Short problem | Every record must be repeated exactly; omit any pictures they contain.
[Start Data records]
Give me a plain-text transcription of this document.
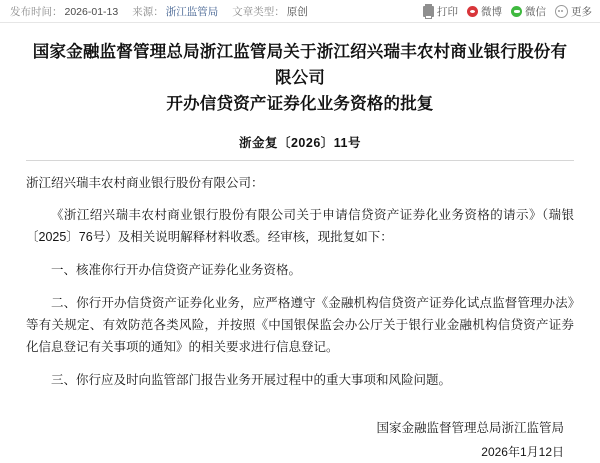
发布时间： 2026-01-13 来源： 浙江监管局 文章类型： 原创	打印 微博 微信 更多
国家金融监督管理总局浙江监管局关于浙江绍兴瑞丰农村商业银行股份有限公司
开办信贷资产证券化业务资格的批复
浙金复〔2026〕11号
浙江绍兴瑞丰农村商业银行股份有限公司：

《浙江绍兴瑞丰农村商业银行股份有限公司关于申请信贷资产证券化业务资格的请示》（瑞银〔2025〕76号）及相关说明解释材料收悉。经审核，现批复如下：

一、核准你行开办信贷资产证券化业务资格。

二、你行开办信贷资产证券化业务，应严格遵守《金融机构信贷资产证券化试点监督管理办法》等有关规定、有效防范各类风险，并按照《中国银保监会办公厅关于银行业金融机构信贷资产证券化信息登记有关事项的通知》的相关要求进行信息登记。

三、你行应及时向监管部门报告业务开展过程中的重大事项和风险问题。

国家金融监督管理总局浙江监管局
2026年1月12日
[End Data records]
Complete output |
Give me a plain-text transcription of this document.
发布时间： 2026-01-13 来源： 浙江监管局 文章类型： 原创	打印 微博 微信 更多
国家金融监督管理总局浙江监管局关于浙江绍兴瑞丰农村商业银行股份有限公司
开办信贷资产证券化业务资格的批复
浙金复〔2026〕11号
浙江绍兴瑞丰农村商业银行股份有限公司：

《浙江绍兴瑞丰农村商业银行股份有限公司关于申请信贷资产证券化业务资格的请示》（瑞银〔2025〕76号）及相关说明解释材料收悉。经审核，现批复如下：

一、核准你行开办信贷资产证券化业务资格。

二、你行开办信贷资产证券化业务，应严格遵守《金融机构信贷资产证券化试点监督管理办法》等有关规定、有效防范各类风险，并按照《中国银保监会办公厅关于银行业金融机构信贷资产证券化信息登记有关事项的通知》的相关要求进行信息登记。

三、你行应及时向监管部门报告业务开展过程中的重大事项和风险问题。

国家金融监督管理总局浙江监管局
2026年1月12日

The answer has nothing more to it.